AIM OF THE TASK: Repeat the records below exactly as they appear.

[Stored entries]
* START *

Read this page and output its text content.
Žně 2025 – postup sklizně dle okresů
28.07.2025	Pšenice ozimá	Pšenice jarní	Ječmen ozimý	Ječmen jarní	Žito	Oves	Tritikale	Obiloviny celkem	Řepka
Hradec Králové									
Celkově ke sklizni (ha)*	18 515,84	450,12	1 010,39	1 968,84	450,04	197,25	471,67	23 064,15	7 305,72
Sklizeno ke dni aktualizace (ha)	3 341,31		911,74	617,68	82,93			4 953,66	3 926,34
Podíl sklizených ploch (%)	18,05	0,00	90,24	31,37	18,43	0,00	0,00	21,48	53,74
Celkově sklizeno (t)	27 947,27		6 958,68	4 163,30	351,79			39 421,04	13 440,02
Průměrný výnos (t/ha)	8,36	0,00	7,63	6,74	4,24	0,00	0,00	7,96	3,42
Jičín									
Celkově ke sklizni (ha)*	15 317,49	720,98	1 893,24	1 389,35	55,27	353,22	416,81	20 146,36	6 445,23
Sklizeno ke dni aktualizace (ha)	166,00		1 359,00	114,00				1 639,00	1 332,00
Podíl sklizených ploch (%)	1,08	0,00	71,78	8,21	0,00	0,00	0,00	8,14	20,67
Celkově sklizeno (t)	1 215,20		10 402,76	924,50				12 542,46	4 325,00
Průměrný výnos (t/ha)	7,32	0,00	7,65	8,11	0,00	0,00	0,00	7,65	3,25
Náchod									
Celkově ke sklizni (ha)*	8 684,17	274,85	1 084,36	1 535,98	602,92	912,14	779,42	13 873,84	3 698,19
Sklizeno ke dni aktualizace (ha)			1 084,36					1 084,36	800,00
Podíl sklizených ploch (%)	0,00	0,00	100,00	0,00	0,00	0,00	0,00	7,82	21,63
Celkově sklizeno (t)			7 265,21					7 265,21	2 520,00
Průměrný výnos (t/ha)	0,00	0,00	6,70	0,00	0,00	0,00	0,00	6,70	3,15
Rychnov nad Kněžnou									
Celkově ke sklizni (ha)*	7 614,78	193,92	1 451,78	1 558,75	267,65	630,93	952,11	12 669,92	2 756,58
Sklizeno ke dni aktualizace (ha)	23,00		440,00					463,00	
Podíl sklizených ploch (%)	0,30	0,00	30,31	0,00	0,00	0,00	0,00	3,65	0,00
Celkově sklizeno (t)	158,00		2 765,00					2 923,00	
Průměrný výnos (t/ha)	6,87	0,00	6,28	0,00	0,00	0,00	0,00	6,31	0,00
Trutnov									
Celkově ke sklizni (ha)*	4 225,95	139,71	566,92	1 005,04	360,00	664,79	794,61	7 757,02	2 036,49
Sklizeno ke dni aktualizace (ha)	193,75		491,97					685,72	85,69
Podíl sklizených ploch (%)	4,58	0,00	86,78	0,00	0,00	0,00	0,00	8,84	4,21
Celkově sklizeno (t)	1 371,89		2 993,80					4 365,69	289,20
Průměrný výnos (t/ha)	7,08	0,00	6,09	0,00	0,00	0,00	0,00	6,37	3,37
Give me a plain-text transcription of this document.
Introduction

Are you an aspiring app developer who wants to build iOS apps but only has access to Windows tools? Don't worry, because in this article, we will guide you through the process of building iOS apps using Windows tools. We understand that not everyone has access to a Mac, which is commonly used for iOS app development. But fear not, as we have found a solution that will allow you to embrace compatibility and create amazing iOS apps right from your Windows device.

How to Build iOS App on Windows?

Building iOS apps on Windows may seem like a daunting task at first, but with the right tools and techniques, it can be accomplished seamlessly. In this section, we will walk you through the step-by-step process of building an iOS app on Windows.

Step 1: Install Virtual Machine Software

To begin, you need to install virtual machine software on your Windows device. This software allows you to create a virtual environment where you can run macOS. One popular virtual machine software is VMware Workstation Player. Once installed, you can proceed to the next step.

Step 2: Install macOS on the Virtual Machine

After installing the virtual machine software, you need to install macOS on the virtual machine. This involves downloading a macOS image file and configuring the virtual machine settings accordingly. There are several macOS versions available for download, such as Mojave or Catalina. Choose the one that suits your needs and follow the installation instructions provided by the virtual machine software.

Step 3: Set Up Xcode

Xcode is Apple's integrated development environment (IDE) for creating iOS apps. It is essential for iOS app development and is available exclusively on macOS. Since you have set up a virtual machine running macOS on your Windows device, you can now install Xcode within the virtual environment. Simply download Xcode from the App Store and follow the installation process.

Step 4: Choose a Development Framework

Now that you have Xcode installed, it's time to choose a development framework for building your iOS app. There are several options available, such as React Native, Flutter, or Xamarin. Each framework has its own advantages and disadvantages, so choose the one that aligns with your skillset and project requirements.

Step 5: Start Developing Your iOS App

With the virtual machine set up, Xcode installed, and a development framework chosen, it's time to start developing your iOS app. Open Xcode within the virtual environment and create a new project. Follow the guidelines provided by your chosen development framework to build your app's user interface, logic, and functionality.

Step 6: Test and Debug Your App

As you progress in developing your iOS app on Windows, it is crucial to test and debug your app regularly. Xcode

* END *

FULL RESPONSE:
Read this page and output its text content.
Žně 2025 – postup sklizně dle okresů
28.07.2025	Pšenice ozimá	Pšenice jarní	Ječmen ozimý	Ječmen jarní	Žito	Oves	Tritikale	Obiloviny celkem	Řepka
Hradec Králové									
Celkově ke sklizni (ha)*	18 515,84	450,12	1 010,39	1 968,84	450,04	197,25	471,67	23 064,15	7 305,72
Sklizeno ke dni aktualizace (ha)	3 341,31		911,74	617,68	82,93			4 953,66	3 926,34
Podíl sklizených ploch (%)	18,05	0,00	90,24	31,37	18,43	0,00	0,00	21,48	53,74
Celkově sklizeno (t)	27 947,27		6 958,68	4 163,30	351,79			39 421,04	13 440,02
Průměrný výnos (t/ha)	8,36	0,00	7,63	6,74	4,24	0,00	0,00	7,96	3,42
Jičín									
Celkově ke sklizni (ha)*	15 317,49	720,98	1 893,24	1 389,35	55,27	353,22	416,81	20 146,36	6 445,23
Sklizeno ke dni aktualizace (ha)	166,00		1 359,00	114,00				1 639,00	1 332,00
Podíl sklizených ploch (%)	1,08	0,00	71,78	8,21	0,00	0,00	0,00	8,14	20,67
Celkově sklizeno (t)	1 215,20		10 402,76	924,50				12 542,46	4 325,00
Průměrný výnos (t/ha)	7,32	0,00	7,65	8,11	0,00	0,00	0,00	7,65	3,25
Náchod									
Celkově ke sklizni (ha)*	8 684,17	274,85	1 084,36	1 535,98	602,92	912,14	779,42	13 873,84	3 698,19
Sklizeno ke dni aktualizace (ha)			1 084,36					1 084,36	800,00
Podíl sklizených ploch (%)	0,00	0,00	100,00	0,00	0,00	0,00	0,00	7,82	21,63
Celkově sklizeno (t)			7 265,21					7 265,21	2 520,00
Průměrný výnos (t/ha)	0,00	0,00	6,70	0,00	0,00	0,00	0,00	6,70	3,15
Rychnov nad Kněžnou									
Celkově ke sklizni (ha)*	7 614,78	193,92	1 451,78	1 558,75	267,65	630,93	952,11	12 669,92	2 756,58
Sklizeno ke dni aktualizace (ha)	23,00		440,00					463,00	
Podíl sklizených ploch (%)	0,30	0,00	30,31	0,00	0,00	0,00	0,00	3,65	0,00
Celkově sklizeno (t)	158,00		2 765,00					2 923,00	
Průměrný výnos (t/ha)	6,87	0,00	6,28	0,00	0,00	0,00	0,00	6,31	0,00
Trutnov									
Celkově ke sklizni (ha)*	4 225,95	139,71	566,92	1 005,04	360,00	664,79	794,61	7 757,02	2 036,49
Sklizeno ke dni aktualizace (ha)	193,75		491,97					685,72	85,69
Podíl sklizených ploch (%)	4,58	0,00	86,78	0,00	0,00	0,00	0,00	8,84	4,21
Celkově sklizeno (t)	1 371,89		2 993,80					4 365,69	289,20
Průměrný výnos (t/ha)	7,08	0,00	6,09	0,00	0,00	0,00	0,00	6,37	3,37
Give me a plain-text transcription of this document.
Introduction

Are you an aspiring app developer who wants to build iOS apps but only has access to Windows tools? Don't worry, because in this article, we will guide you through the process of building iOS apps using Windows tools. We understand that not everyone has access to a Mac, which is commonly used for iOS app development. But fear not, as we have found a solution that will allow you to embrace compatibility and create amazing iOS apps right from your Windows device.

How to Build iOS App on Windows?

Building iOS apps on Windows may seem like a daunting task at first, but with the right tools and techniques, it can be accomplished seamlessly. In this section, we will walk you through the step-by-step process of building an iOS app on Windows.

Step 1: Install Virtual Machine Software

To begin, you need to install virtual machine software on your Windows device. This software allows you to create a virtual environment where you can run macOS. One popular virtual machine software is VMware Workstation Player. Once installed, you can proceed to the next step.

Step 2: Install macOS on the Virtual Machine

After installing the virtual machine software, you need to install macOS on the virtual machine. This involves downloading a macOS image file and configuring the virtual machine settings accordingly. There are several macOS versions available for download, such as Mojave or Catalina. Choose the one that suits your needs and follow the installation instructions provided by the virtual machine software.

Step 3: Set Up Xcode

Xcode is Apple's integrated development environment (IDE) for creating iOS apps. It is essential for iOS app development and is available exclusively on macOS. Since you have set up a virtual machine running macOS on your Windows device, you can now install Xcode within the virtual environment. Simply download Xcode from the App Store and follow the installation process.

Step 4: Choose a Development Framework

Now that you have Xcode installed, it's time to choose a development framework for building your iOS app. There are several options available, such as React Native, Flutter, or Xamarin. Each framework has its own advantages and disadvantages, so choose the one that aligns with your skillset and project requirements.

Step 5: Start Developing Your iOS App

With the virtual machine set up, Xcode installed, and a development framework chosen, it's time to start developing your iOS app. Open Xcode within the virtual environment and create a new project. Follow the guidelines provided by your chosen development framework to build your app's user interface, logic, and functionality.

Step 6: Test and Debug Your App

As you progress in developing your iOS app on Windows, it is crucial to test and debug your app regularly. Xcode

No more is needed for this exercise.